## BEGIN DATA ROWS

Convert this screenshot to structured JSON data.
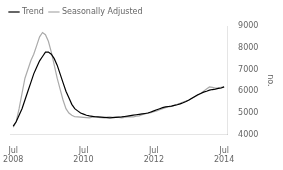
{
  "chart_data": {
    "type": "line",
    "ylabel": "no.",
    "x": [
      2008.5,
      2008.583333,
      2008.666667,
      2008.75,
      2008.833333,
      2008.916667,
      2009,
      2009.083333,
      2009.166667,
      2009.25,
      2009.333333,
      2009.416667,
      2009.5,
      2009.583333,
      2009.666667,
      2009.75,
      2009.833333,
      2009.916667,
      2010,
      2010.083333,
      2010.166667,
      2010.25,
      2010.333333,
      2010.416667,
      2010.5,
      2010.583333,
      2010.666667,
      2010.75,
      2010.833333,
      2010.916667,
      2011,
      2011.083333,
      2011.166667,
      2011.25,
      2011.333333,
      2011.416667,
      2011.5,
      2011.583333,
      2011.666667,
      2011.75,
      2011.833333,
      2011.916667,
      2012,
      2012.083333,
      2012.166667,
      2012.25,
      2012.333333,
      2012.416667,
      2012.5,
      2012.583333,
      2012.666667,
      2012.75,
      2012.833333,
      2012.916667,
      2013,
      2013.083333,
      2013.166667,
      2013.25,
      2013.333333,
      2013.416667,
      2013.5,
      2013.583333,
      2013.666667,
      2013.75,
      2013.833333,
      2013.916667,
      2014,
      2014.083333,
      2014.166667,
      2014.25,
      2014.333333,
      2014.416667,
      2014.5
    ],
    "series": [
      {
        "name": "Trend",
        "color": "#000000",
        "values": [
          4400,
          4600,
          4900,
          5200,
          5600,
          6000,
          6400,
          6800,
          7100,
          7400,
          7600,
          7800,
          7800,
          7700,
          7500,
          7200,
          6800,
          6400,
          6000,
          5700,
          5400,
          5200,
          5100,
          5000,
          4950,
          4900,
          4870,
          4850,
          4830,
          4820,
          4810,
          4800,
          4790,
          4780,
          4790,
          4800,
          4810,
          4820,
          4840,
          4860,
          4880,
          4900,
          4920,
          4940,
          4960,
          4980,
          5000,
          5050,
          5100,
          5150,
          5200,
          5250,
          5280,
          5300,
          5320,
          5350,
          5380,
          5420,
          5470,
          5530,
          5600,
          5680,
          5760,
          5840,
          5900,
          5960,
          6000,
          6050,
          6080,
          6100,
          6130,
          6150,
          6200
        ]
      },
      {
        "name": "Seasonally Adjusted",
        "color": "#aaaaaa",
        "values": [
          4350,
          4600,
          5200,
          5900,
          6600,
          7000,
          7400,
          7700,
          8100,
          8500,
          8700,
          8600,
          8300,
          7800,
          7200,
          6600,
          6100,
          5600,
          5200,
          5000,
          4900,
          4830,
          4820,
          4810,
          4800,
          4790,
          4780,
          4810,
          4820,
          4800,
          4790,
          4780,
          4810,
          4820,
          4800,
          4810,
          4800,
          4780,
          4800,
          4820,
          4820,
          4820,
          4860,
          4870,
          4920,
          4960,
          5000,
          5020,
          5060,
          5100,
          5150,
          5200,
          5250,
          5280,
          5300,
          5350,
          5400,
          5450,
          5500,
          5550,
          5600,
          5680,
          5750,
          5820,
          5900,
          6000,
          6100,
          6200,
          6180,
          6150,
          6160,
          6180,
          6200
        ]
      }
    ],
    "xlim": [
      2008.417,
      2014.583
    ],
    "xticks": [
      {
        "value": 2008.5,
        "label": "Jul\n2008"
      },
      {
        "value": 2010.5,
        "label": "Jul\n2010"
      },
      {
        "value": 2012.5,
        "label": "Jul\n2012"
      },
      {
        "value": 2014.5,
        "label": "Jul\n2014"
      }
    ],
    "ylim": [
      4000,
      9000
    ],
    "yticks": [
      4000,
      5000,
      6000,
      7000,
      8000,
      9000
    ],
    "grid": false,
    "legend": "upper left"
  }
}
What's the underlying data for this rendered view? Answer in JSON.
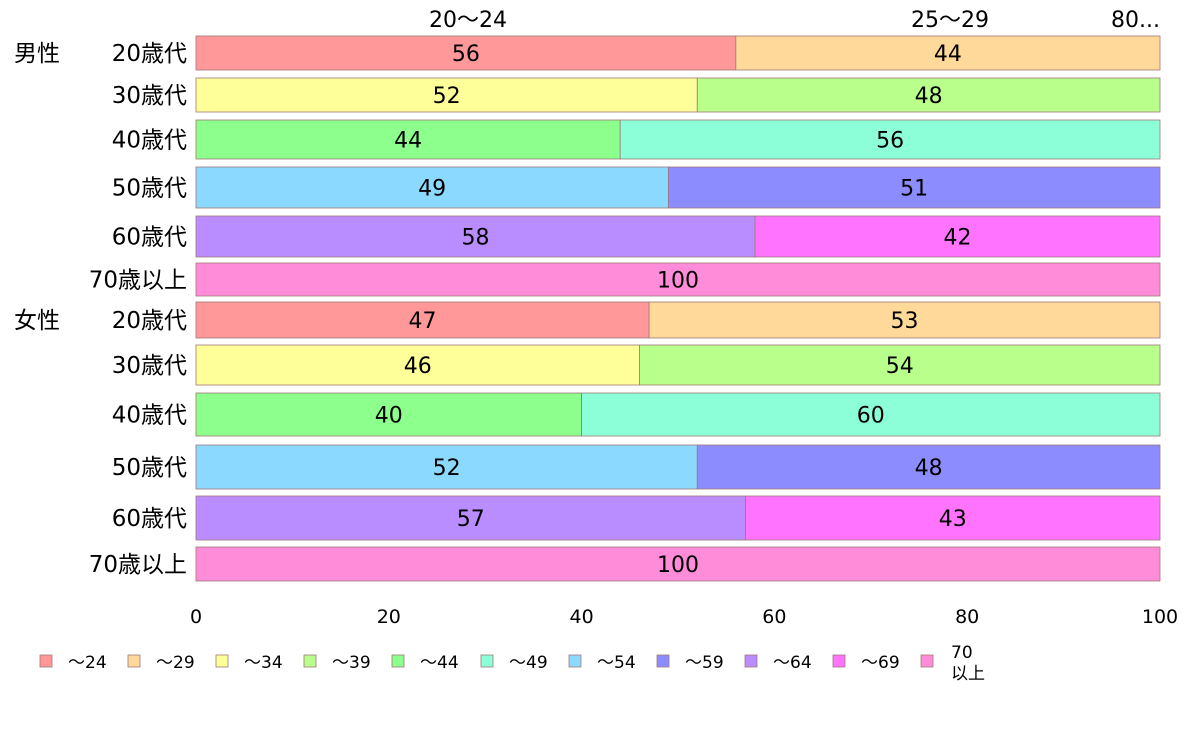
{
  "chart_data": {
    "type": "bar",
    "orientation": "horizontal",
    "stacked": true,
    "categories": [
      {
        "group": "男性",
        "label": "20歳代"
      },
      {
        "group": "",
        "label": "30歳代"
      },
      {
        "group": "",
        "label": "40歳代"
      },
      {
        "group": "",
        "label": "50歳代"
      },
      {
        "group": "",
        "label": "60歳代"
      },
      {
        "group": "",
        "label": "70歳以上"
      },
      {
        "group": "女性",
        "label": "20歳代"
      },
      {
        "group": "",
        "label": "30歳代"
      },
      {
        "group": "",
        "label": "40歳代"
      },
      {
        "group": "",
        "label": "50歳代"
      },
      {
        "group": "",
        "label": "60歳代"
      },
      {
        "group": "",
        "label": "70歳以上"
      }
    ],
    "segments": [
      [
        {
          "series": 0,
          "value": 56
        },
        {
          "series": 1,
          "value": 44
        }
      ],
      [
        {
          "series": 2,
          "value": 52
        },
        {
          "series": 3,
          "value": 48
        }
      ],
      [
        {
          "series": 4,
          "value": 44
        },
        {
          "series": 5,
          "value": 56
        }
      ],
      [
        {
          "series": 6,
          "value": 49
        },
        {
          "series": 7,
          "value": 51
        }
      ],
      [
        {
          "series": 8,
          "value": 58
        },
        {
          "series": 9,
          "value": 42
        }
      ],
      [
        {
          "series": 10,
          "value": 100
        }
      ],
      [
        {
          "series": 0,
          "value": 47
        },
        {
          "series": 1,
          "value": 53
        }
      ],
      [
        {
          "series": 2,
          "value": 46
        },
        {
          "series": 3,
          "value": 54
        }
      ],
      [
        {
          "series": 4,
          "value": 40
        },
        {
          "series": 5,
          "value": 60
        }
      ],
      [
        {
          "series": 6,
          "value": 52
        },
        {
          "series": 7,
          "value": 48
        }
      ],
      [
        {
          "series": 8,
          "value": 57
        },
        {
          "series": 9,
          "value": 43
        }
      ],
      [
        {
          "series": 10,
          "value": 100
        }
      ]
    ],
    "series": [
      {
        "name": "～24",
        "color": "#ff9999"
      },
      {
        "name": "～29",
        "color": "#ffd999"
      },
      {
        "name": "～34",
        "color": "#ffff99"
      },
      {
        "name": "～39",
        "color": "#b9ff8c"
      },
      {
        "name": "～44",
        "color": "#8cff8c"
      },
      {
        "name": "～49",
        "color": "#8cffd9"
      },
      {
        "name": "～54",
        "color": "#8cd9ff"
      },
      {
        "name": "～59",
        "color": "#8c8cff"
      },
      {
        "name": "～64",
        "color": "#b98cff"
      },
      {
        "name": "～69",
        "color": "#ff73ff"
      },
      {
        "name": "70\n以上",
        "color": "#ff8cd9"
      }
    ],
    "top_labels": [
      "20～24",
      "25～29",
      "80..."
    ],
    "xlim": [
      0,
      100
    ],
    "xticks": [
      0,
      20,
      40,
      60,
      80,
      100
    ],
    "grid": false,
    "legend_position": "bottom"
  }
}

## END DATA ROWS
## BEGIN DATA ROWS

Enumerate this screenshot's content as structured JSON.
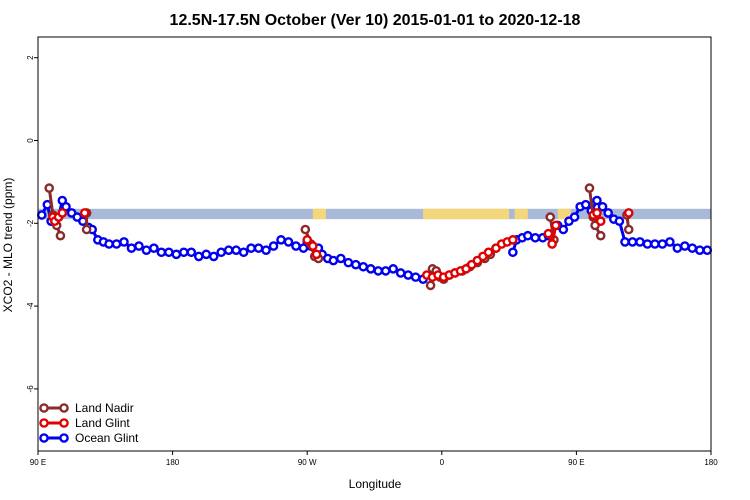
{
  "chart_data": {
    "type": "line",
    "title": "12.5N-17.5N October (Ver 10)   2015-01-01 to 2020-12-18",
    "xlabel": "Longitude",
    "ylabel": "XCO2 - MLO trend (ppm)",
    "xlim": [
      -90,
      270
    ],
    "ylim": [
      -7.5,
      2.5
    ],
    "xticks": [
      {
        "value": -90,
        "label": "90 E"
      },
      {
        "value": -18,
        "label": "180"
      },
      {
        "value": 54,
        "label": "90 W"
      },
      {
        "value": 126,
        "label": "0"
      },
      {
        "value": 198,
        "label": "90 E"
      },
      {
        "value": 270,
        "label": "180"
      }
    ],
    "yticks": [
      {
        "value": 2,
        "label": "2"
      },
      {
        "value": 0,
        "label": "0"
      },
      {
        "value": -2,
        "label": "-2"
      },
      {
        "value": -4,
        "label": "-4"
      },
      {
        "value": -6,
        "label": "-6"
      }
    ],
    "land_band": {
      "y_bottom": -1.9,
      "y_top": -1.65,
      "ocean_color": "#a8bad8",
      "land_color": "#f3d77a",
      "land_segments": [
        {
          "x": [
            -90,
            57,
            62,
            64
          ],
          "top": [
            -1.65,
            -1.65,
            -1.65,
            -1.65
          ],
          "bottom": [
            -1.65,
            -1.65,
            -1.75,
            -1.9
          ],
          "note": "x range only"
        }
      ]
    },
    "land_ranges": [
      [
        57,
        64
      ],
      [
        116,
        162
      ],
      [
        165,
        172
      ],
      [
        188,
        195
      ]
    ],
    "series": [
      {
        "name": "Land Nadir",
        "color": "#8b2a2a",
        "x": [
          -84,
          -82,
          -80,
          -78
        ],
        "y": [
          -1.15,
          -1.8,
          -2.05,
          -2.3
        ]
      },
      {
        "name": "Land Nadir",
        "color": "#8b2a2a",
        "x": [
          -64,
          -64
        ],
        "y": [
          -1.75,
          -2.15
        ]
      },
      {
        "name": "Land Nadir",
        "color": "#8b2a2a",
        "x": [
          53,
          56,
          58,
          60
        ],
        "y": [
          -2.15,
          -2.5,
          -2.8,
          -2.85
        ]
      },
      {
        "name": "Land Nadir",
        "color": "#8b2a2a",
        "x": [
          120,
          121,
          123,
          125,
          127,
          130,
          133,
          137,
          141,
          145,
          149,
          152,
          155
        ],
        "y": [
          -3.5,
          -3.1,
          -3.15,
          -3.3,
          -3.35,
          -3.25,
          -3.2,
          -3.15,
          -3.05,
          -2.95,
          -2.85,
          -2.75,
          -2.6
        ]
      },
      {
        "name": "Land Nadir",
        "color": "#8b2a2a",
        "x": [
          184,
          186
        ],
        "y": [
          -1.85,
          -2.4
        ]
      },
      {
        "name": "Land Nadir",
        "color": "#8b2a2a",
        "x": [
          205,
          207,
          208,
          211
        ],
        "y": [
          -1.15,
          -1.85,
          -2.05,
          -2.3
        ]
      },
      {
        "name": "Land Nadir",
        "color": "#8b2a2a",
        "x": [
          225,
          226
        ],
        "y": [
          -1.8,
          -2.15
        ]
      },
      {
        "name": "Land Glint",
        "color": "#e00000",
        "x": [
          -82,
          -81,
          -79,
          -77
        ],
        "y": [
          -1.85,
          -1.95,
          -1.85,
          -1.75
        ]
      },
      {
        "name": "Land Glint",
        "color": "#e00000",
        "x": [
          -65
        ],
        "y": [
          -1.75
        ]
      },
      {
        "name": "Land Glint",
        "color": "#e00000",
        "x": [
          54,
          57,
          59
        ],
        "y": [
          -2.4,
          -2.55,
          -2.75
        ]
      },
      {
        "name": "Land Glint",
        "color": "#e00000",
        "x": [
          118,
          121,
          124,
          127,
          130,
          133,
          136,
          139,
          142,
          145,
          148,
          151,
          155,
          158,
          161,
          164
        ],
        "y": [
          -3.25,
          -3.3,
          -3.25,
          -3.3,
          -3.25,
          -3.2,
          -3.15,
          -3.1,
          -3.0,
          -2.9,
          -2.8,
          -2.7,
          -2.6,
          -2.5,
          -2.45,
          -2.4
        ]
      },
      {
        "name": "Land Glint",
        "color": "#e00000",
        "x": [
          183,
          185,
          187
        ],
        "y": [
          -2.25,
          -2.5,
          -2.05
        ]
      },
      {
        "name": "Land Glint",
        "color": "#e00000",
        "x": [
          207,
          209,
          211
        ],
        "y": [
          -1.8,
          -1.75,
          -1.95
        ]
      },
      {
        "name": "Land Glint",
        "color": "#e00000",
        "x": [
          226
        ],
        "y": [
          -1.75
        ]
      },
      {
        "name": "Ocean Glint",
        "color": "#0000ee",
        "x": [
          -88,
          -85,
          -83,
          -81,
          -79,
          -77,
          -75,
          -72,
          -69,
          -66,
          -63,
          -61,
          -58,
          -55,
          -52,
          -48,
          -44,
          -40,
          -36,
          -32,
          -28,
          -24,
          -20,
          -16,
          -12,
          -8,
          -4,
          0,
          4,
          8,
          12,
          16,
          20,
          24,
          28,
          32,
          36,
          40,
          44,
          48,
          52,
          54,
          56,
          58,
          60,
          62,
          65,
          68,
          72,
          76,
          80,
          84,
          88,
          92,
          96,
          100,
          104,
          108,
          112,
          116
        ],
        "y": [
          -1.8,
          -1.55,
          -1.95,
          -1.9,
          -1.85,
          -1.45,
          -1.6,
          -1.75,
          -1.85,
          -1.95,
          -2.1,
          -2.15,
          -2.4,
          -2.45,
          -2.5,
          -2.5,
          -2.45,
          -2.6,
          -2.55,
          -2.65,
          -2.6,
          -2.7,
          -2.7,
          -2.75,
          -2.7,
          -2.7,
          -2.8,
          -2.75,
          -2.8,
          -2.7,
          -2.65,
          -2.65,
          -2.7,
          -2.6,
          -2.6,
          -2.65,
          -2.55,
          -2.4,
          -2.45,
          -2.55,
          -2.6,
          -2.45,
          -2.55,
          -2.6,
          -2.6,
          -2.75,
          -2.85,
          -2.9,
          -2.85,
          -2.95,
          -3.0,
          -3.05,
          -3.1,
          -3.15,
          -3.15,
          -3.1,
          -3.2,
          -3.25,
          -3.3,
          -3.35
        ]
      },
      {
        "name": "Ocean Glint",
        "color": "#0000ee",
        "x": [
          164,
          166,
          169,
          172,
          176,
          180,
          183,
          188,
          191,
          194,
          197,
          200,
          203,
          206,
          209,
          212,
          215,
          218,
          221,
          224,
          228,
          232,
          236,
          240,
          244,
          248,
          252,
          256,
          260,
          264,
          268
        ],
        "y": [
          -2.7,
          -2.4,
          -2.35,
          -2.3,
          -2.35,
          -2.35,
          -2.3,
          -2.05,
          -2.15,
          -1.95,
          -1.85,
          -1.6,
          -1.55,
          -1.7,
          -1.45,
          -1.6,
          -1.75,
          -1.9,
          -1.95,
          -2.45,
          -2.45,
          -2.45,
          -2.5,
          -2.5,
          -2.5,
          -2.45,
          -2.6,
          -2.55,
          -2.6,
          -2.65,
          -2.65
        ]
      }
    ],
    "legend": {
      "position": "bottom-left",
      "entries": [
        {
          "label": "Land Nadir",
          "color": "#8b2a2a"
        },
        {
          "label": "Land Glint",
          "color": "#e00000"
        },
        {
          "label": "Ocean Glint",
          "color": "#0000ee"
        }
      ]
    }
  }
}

## END DATA ROWS

WHAT THE EXERCISE ASKS:
Above are the records. Copy every line in them holding "JSON".

EXPECTED OUTPUT:
Convert this screenshot to structured JSON data.
What's the underlying data for this rendered view? Answer in JSON.
Enumerate this screenshot's content as structured JSON.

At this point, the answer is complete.